• **Request**: Repeat each entry in full, exactly.

-- start of Provided data --

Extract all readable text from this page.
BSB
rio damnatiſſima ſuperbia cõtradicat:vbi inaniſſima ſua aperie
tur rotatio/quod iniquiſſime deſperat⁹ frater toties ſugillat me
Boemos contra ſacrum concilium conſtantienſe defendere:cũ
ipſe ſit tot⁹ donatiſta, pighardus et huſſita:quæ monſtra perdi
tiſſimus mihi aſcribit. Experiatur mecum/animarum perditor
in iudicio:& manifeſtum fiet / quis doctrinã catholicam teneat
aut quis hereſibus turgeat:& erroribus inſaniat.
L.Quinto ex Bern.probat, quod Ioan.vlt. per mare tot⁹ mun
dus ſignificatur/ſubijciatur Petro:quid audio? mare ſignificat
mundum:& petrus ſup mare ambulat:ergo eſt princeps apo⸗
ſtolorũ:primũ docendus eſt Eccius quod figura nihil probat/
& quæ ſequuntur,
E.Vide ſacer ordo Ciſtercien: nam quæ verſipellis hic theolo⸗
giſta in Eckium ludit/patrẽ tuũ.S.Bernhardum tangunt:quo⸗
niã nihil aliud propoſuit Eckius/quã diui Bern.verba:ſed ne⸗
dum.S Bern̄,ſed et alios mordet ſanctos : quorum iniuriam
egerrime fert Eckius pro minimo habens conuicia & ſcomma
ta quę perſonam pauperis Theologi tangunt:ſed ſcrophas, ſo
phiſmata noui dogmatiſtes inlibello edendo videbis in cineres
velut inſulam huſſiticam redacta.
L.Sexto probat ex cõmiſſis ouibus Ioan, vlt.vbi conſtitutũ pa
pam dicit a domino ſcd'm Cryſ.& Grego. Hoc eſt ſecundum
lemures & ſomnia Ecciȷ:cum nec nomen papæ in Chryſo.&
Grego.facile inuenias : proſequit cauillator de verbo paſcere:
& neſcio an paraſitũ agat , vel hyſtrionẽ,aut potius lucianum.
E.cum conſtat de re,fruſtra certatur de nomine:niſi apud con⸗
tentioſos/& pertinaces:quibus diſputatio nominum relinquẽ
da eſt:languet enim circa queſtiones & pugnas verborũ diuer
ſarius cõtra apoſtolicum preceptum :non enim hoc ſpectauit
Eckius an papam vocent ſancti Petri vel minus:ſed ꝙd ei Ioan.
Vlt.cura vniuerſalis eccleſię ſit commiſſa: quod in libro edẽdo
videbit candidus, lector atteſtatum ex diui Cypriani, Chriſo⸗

-- end of Provided data --

• **The solution**:
Extract all readable text from this page.
BSB
rio damnatiſſima ſuperbia cõtradicat:vbi inaniſſima ſua aperie
tur rotatio/quod iniquiſſime deſperat⁹ frater toties ſugillat me
Boemos contra ſacrum concilium conſtantienſe defendere:cũ
ipſe ſit tot⁹ donatiſta, pighardus et huſſita:quæ monſtra perdi
tiſſimus mihi aſcribit. Experiatur mecum/animarum perditor
in iudicio:& manifeſtum fiet / quis doctrinã catholicam teneat
aut quis hereſibus turgeat:& erroribus inſaniat.
L.Quinto ex Bern.probat, quod Ioan.vlt. per mare tot⁹ mun
dus ſignificatur/ſubijciatur Petro:quid audio? mare ſignificat
mundum:& petrus ſup mare ambulat:ergo eſt princeps apo⸗
ſtolorũ:primũ docendus eſt Eccius quod figura nihil probat/
& quæ ſequuntur,
E.Vide ſacer ordo Ciſtercien: nam quæ verſipellis hic theolo⸗
giſta in Eckium ludit/patrẽ tuũ.S.Bernhardum tangunt:quo⸗
niã nihil aliud propoſuit Eckius/quã diui Bern.verba:ſed ne⸗
dum.S Bern̄,ſed et alios mordet ſanctos : quorum iniuriam
egerrime fert Eckius pro minimo habens conuicia & ſcomma
ta quę perſonam pauperis Theologi tangunt:ſed ſcrophas, ſo
phiſmata noui dogmatiſtes inlibello edendo videbis in cineres
velut inſulam huſſiticam redacta.
L.Sexto probat ex cõmiſſis ouibus Ioan, vlt.vbi conſtitutũ pa
pam dicit a domino ſcd'm Cryſ.& Grego. Hoc eſt ſecundum
lemures & ſomnia Ecciȷ:cum nec nomen papæ in Chryſo.&
Grego.facile inuenias : proſequit cauillator de verbo paſcere:
& neſcio an paraſitũ agat , vel hyſtrionẽ,aut potius lucianum.
E.cum conſtat de re,fruſtra certatur de nomine:niſi apud con⸗
tentioſos/& pertinaces:quibus diſputatio nominum relinquẽ
da eſt:languet enim circa queſtiones & pugnas verborũ diuer
ſarius cõtra apoſtolicum preceptum :non enim hoc ſpectauit
Eckius an papam vocent ſancti Petri vel minus:ſed ꝙd ei Ioan.
Vlt.cura vniuerſalis eccleſię ſit commiſſa: quod in libro edẽdo
videbit candidus, lector atteſtatum ex diui Cypriani, Chriſo⸗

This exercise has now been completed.